INFORMATION GIVEN:
##############################

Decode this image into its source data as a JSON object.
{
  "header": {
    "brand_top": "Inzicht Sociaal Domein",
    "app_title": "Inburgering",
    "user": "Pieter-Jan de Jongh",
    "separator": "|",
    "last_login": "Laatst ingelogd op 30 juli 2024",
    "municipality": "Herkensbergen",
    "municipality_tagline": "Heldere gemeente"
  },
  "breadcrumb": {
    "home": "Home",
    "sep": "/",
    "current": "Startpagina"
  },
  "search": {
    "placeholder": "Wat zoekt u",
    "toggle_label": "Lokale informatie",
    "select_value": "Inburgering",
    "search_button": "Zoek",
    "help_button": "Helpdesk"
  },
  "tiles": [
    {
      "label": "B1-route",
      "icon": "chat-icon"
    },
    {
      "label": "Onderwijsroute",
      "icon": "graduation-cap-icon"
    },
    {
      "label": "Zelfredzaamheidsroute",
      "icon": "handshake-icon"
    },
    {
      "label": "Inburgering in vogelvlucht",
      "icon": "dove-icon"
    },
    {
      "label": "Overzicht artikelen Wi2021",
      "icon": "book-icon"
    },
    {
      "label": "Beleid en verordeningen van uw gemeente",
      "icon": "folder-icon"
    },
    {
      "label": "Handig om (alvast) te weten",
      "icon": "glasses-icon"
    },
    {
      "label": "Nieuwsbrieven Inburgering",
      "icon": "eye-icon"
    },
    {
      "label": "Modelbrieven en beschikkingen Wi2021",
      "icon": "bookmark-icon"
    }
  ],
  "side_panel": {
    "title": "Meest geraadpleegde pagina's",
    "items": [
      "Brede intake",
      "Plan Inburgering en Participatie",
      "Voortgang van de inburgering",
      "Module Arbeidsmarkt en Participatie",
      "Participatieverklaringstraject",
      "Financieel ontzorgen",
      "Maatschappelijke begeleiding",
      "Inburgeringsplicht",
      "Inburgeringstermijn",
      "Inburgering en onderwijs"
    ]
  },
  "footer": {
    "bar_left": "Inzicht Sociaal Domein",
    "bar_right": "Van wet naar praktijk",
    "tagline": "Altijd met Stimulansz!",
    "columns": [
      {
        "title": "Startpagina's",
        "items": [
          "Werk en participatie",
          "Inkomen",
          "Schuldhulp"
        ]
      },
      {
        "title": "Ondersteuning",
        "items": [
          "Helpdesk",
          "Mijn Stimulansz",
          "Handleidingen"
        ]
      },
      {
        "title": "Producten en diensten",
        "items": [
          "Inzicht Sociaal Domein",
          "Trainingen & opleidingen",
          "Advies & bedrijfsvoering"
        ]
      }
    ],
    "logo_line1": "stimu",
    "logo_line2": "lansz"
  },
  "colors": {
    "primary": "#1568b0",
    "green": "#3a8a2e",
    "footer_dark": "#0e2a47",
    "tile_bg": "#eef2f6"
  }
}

##############################

Every entry should be output exactly as written, please.

Decode this image into its source data as a JSON object.
{
  "header": {
    "brand_top": "Inzicht Sociaal Domein",
    "app_title": "Inburgering",
    "user": "Pieter-Jan de Jongh",
    "separator": "|",
    "last_login": "Laatst ingelogd op 30 juli 2024",
    "municipality": "Herkensbergen",
    "municipality_tagline": "Heldere gemeente"
  },
  "breadcrumb": {
    "home": "Home",
    "sep": "/",
    "current": "Startpagina"
  },
  "search": {
    "placeholder": "Wat zoekt u",
    "toggle_label": "Lokale informatie",
    "select_value": "Inburgering",
    "search_button": "Zoek",
    "help_button": "Helpdesk"
  },
  "tiles": [
    {
      "label": "B1-route",
      "icon": "chat-icon"
    },
    {
      "label": "Onderwijsroute",
      "icon": "graduation-cap-icon"
    },
    {
      "label": "Zelfredzaamheidsroute",
      "icon": "handshake-icon"
    },
    {
      "label": "Inburgering in vogelvlucht",
      "icon": "dove-icon"
    },
    {
      "label": "Overzicht artikelen Wi2021",
      "icon": "book-icon"
    },
    {
      "label": "Beleid en verordeningen van uw gemeente",
      "icon": "folder-icon"
    },
    {
      "label": "Handig om (alvast) te weten",
      "icon": "glasses-icon"
    },
    {
      "label": "Nieuwsbrieven Inburgering",
      "icon": "eye-icon"
    },
    {
      "label": "Modelbrieven en beschikkingen Wi2021",
      "icon": "bookmark-icon"
    }
  ],
  "side_panel": {
    "title": "Meest geraadpleegde pagina's",
    "items": [
      "Brede intake",
      "Plan Inburgering en Participatie",
      "Voortgang van de inburgering",
      "Module Arbeidsmarkt en Participatie",
      "Participatieverklaringstraject",
      "Financieel ontzorgen",
      "Maatschappelijke begeleiding",
      "Inburgeringsplicht",
      "Inburgeringstermijn",
      "Inburgering en onderwijs"
    ]
  },
  "footer": {
    "bar_left": "Inzicht Sociaal Domein",
    "bar_right": "Van wet naar praktijk",
    "tagline": "Altijd met Stimulansz!",
    "columns": [
      {
        "title": "Startpagina's",
        "items": [
          "Werk en participatie",
          "Inkomen",
          "Schuldhulp"
        ]
      },
      {
        "title": "Ondersteuning",
        "items": [
          "Helpdesk",
          "Mijn Stimulansz",
          "Handleidingen"
        ]
      },
      {
        "title": "Producten en diensten",
        "items": [
          "Inzicht Sociaal Domein",
          "Trainingen & opleidingen",
          "Advies & bedrijfsvoering"
        ]
      }
    ],
    "logo_line1": "stimu",
    "logo_line2": "lansz"
  },
  "colors": {
    "primary": "#1568b0",
    "green": "#3a8a2e",
    "footer_dark": "#0e2a47",
    "tile_bg": "#eef2f6"
  }
}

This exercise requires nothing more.